[Extracted data entries]

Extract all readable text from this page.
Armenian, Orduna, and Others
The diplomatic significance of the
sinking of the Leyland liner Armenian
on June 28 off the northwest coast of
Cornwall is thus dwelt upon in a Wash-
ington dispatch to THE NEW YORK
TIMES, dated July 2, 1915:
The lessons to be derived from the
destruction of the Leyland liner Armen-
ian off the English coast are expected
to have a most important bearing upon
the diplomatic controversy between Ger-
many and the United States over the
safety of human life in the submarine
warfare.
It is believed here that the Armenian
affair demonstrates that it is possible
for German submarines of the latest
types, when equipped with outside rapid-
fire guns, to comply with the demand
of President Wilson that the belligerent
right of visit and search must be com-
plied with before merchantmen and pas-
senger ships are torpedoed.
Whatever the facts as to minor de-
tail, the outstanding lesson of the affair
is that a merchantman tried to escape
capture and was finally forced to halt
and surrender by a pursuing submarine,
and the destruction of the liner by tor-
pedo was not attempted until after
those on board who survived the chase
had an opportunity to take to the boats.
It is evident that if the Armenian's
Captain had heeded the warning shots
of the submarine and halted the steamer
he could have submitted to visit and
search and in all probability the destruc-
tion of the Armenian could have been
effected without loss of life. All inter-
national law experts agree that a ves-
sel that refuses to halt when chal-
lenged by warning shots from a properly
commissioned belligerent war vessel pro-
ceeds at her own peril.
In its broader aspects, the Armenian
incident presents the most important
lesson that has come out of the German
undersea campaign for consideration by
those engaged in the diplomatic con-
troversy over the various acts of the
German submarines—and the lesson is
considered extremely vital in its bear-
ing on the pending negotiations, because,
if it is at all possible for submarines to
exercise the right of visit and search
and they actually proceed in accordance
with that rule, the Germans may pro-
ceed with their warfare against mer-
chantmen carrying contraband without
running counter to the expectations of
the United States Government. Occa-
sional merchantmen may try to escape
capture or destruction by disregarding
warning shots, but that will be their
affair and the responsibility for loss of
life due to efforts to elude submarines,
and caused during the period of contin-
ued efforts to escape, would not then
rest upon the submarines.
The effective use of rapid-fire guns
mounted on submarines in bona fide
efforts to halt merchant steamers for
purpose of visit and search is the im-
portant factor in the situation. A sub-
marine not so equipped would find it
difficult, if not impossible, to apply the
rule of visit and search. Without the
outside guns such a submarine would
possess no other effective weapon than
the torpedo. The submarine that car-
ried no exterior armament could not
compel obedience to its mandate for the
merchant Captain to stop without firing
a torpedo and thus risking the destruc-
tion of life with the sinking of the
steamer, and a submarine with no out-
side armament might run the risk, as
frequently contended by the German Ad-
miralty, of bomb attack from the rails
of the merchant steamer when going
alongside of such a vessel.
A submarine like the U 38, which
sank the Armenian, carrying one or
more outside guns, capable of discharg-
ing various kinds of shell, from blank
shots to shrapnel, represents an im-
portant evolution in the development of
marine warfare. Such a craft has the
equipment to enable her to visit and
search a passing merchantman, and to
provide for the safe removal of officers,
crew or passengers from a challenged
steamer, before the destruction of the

• _SHORT TASK_: Write out every entry exactly as given.

• _REPLY_:
Extract all readable text from this page.
Armenian, Orduna, and Others
The diplomatic significance of the
sinking of the Leyland liner Armenian
on June 28 off the northwest coast of
Cornwall is thus dwelt upon in a Wash-
ington dispatch to THE NEW YORK
TIMES, dated July 2, 1915:
The lessons to be derived from the
destruction of the Leyland liner Armen-
ian off the English coast are expected
to have a most important bearing upon
the diplomatic controversy between Ger-
many and the United States over the
safety of human life in the submarine
warfare.
It is believed here that the Armenian
affair demonstrates that it is possible
for German submarines of the latest
types, when equipped with outside rapid-
fire guns, to comply with the demand
of President Wilson that the belligerent
right of visit and search must be com-
plied with before merchantmen and pas-
senger ships are torpedoed.
Whatever the facts as to minor de-
tail, the outstanding lesson of the affair
is that a merchantman tried to escape
capture and was finally forced to halt
and surrender by a pursuing submarine,
and the destruction of the liner by tor-
pedo was not attempted until after
those on board who survived the chase
had an opportunity to take to the boats.
It is evident that if the Armenian's
Captain had heeded the warning shots
of the submarine and halted the steamer
he could have submitted to visit and
search and in all probability the destruc-
tion of the Armenian could have been
effected without loss of life. All inter-
national law experts agree that a ves-
sel that refuses to halt when chal-
lenged by warning shots from a properly
commissioned belligerent war vessel pro-
ceeds at her own peril.
In its broader aspects, the Armenian
incident presents the most important
lesson that has come out of the German
undersea campaign for consideration by
those engaged in the diplomatic con-
troversy over the various acts of the
German submarines—and the lesson is
considered extremely vital in its bear-
ing on the pending negotiations, because,
if it is at all possible for submarines to
exercise the right of visit and search
and they actually proceed in accordance
with that rule, the Germans may pro-
ceed with their warfare against mer-
chantmen carrying contraband without
running counter to the expectations of
the United States Government. Occa-
sional merchantmen may try to escape
capture or destruction by disregarding
warning shots, but that will be their
affair and the responsibility for loss of
life due to efforts to elude submarines,
and caused during the period of contin-
ued efforts to escape, would not then
rest upon the submarines.
The effective use of rapid-fire guns
mounted on submarines in bona fide
efforts to halt merchant steamers for
purpose of visit and search is the im-
portant factor in the situation. A sub-
marine not so equipped would find it
difficult, if not impossible, to apply the
rule of visit and search. Without the
outside guns such a submarine would
possess no other effective weapon than
the torpedo. The submarine that car-
ried no exterior armament could not
compel obedience to its mandate for the
merchant Captain to stop without firing
a torpedo and thus risking the destruc-
tion of life with the sinking of the
steamer, and a submarine with no out-
side armament might run the risk, as
frequently contended by the German Ad-
miralty, of bomb attack from the rails
of the merchant steamer when going
alongside of such a vessel.
A submarine like the U 38, which
sank the Armenian, carrying one or
more outside guns, capable of discharg-
ing various kinds of shell, from blank
shots to shrapnel, represents an im-
portant evolution in the development of
marine warfare. Such a craft has the
equipment to enable her to visit and
search a passing merchantman, and to
provide for the safe removal of officers,
crew or passengers from a challenged
steamer, before the destruction of the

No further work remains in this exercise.